_DATA TO USE_

····················

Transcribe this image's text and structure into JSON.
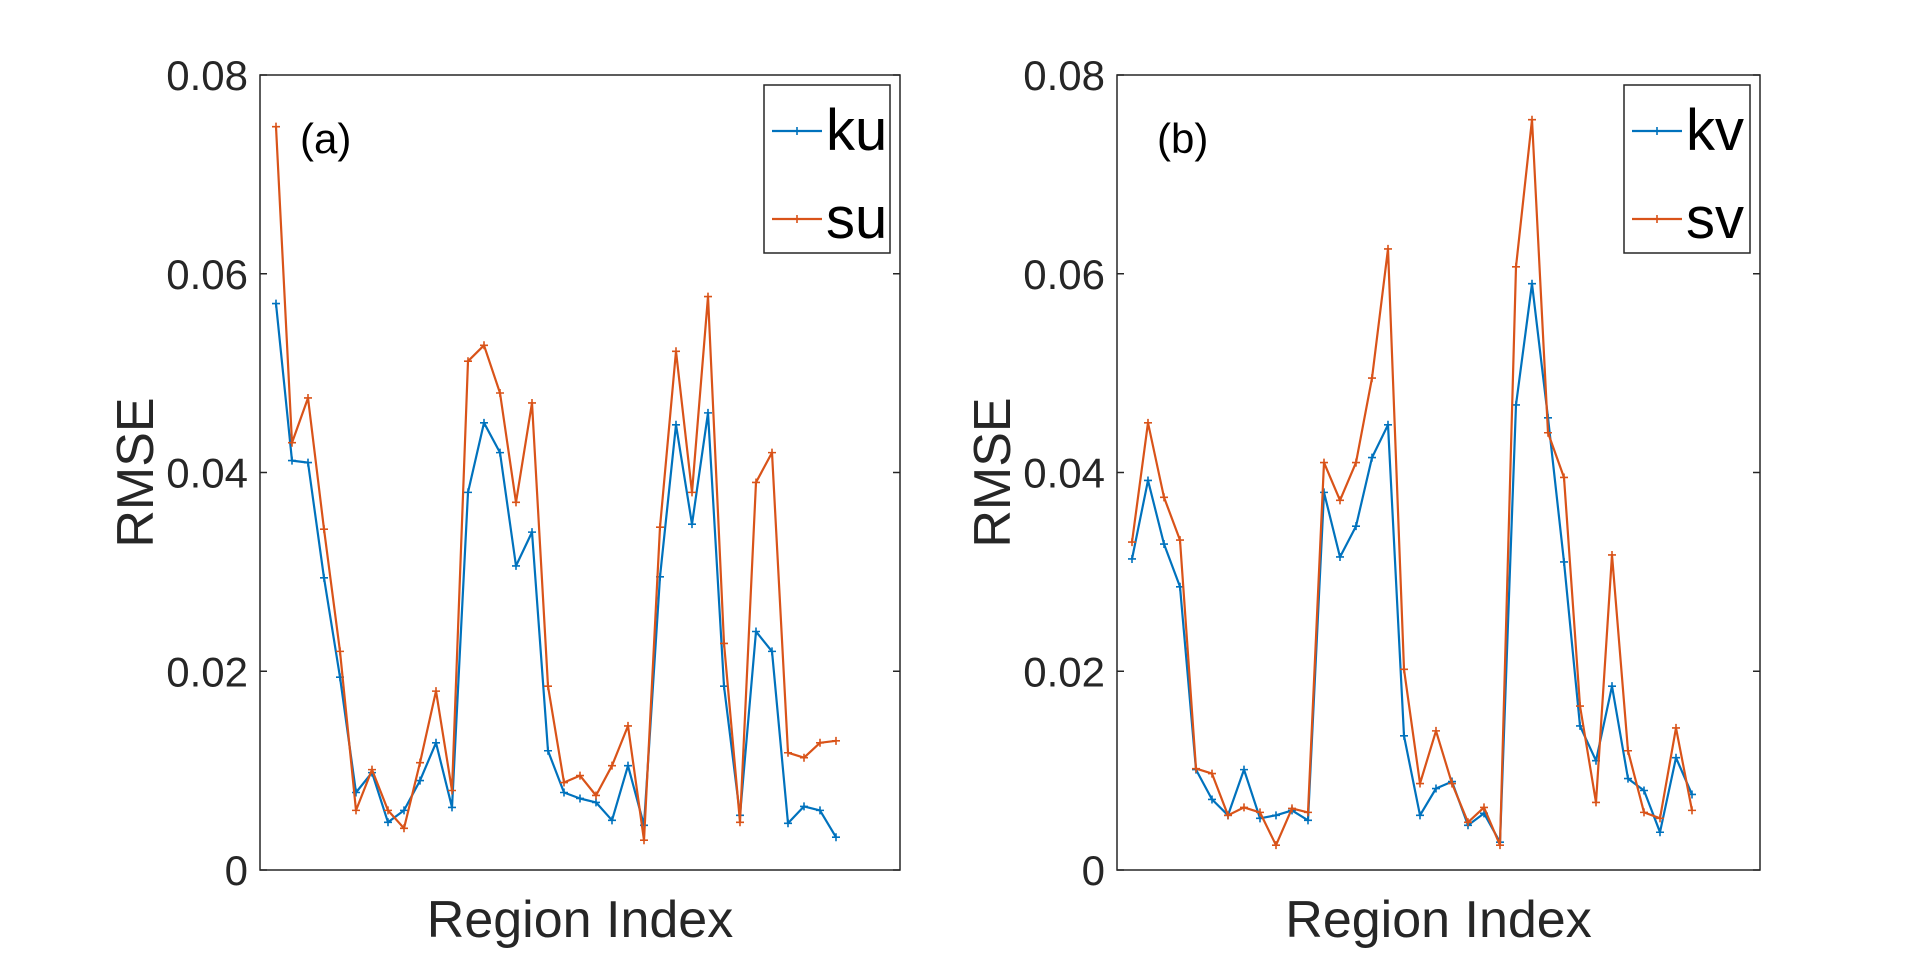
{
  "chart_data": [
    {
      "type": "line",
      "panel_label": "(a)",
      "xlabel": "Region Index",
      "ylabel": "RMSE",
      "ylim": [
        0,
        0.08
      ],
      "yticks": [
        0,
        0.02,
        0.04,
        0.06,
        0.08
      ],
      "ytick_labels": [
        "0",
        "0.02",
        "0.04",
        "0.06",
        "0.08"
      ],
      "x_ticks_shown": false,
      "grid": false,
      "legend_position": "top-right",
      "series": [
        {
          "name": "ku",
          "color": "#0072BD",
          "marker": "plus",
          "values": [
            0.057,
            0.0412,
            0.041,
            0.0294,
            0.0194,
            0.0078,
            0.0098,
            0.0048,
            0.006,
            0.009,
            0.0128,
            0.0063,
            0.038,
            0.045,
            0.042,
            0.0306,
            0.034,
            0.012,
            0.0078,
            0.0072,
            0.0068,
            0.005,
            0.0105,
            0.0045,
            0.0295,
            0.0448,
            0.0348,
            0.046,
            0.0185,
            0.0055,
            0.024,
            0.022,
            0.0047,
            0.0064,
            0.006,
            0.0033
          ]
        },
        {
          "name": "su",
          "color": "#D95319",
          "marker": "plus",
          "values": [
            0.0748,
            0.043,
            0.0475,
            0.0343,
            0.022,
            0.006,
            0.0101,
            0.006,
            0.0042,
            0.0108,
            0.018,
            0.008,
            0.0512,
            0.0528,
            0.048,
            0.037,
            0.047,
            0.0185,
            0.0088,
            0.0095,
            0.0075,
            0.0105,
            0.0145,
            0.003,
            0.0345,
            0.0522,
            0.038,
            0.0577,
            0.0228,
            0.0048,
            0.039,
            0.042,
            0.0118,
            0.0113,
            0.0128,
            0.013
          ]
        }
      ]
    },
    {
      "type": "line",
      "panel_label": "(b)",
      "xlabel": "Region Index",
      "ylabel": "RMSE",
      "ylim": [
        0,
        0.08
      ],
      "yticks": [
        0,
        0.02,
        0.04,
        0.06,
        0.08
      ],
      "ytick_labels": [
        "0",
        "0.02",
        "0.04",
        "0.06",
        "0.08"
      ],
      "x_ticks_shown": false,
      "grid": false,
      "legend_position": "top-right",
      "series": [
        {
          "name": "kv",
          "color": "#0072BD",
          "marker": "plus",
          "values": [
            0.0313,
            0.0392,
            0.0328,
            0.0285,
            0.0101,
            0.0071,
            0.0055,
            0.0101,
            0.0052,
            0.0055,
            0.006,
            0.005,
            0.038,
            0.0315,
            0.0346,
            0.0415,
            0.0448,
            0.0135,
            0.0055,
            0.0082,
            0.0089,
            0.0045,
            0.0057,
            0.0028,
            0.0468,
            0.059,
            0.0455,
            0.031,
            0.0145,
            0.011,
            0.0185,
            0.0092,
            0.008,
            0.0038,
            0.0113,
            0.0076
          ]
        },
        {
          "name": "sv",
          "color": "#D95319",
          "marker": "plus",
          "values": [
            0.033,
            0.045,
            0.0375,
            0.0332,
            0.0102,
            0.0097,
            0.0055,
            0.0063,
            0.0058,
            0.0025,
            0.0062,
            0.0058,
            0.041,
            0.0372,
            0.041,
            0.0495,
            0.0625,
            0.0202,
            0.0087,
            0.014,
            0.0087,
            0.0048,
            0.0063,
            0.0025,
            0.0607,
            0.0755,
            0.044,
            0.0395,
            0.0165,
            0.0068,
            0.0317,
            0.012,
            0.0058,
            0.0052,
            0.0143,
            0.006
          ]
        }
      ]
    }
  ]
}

····················

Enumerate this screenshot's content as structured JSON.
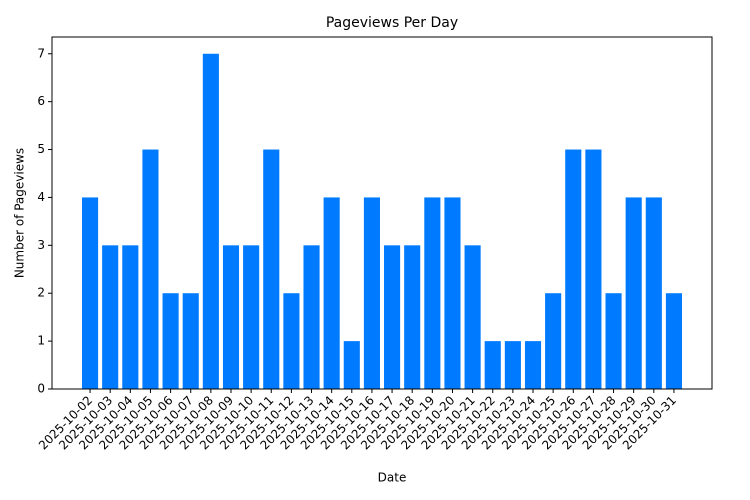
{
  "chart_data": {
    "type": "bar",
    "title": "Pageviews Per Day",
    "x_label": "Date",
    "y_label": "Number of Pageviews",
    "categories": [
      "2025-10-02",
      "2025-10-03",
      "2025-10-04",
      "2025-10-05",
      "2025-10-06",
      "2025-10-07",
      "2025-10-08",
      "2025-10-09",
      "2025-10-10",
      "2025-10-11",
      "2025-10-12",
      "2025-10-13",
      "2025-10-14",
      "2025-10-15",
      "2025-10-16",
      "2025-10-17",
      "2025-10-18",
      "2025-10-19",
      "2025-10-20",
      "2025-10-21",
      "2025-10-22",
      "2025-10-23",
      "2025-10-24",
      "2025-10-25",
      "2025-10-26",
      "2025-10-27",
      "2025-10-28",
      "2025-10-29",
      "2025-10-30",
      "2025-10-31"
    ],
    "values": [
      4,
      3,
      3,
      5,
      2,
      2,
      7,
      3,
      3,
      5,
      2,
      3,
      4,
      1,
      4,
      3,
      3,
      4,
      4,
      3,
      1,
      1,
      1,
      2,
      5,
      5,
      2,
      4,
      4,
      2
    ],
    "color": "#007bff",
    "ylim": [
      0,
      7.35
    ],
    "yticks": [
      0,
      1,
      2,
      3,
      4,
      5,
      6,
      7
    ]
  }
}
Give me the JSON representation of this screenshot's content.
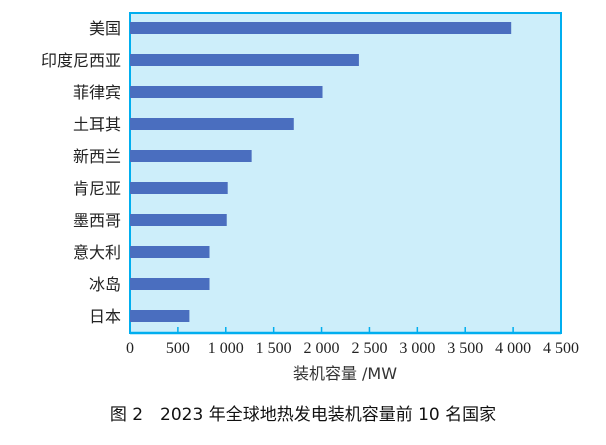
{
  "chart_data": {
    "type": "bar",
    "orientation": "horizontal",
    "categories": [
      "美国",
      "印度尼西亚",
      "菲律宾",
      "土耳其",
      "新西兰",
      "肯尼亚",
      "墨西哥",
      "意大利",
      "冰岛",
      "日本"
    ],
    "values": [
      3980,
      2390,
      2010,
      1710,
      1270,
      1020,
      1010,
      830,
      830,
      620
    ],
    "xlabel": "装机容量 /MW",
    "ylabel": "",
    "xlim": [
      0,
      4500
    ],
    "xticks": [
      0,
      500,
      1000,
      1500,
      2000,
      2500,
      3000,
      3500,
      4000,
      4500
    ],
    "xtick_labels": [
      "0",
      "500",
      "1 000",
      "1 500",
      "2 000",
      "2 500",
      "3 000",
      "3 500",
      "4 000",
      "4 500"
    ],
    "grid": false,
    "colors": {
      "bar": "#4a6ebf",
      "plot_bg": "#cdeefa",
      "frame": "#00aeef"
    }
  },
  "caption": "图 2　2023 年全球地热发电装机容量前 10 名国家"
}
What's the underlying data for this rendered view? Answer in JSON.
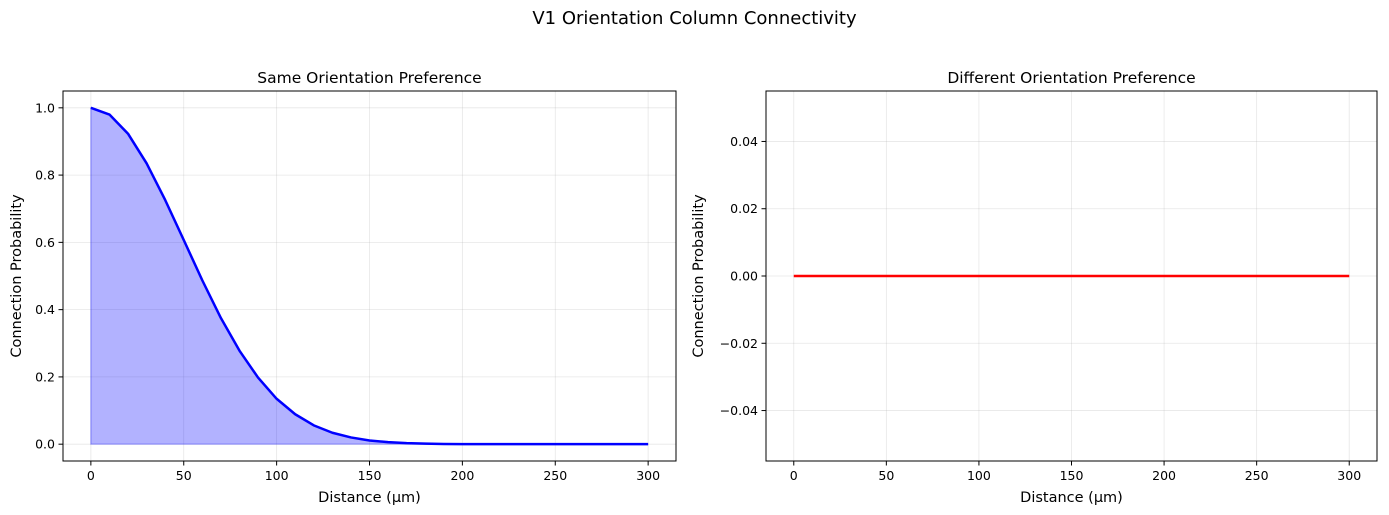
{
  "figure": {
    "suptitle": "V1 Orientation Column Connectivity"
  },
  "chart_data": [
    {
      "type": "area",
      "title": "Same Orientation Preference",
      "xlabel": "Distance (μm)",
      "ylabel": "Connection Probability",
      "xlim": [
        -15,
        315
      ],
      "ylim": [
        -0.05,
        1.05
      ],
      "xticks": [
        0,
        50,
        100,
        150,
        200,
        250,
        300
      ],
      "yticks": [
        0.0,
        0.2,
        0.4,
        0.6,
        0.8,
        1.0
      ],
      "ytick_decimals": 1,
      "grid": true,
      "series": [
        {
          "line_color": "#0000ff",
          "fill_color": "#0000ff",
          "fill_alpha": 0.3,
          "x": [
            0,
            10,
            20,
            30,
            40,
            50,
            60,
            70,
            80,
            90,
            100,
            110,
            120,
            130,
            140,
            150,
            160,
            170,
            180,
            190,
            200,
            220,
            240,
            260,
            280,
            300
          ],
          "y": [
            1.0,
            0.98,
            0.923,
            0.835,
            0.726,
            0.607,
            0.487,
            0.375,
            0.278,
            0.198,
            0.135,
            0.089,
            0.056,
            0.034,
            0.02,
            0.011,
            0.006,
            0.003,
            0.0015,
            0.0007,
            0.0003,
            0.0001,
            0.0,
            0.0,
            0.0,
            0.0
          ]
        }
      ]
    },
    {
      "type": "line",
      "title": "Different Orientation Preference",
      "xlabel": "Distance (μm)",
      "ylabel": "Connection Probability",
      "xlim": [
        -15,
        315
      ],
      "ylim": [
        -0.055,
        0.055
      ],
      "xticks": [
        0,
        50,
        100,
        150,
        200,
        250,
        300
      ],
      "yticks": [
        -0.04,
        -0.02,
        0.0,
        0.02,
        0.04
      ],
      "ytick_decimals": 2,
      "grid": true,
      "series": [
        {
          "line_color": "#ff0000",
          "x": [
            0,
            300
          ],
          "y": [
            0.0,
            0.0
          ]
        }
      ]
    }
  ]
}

····················

Return only the number of lines in the data that contain "Pageviews".

_EXERCISE OUTPUT_
2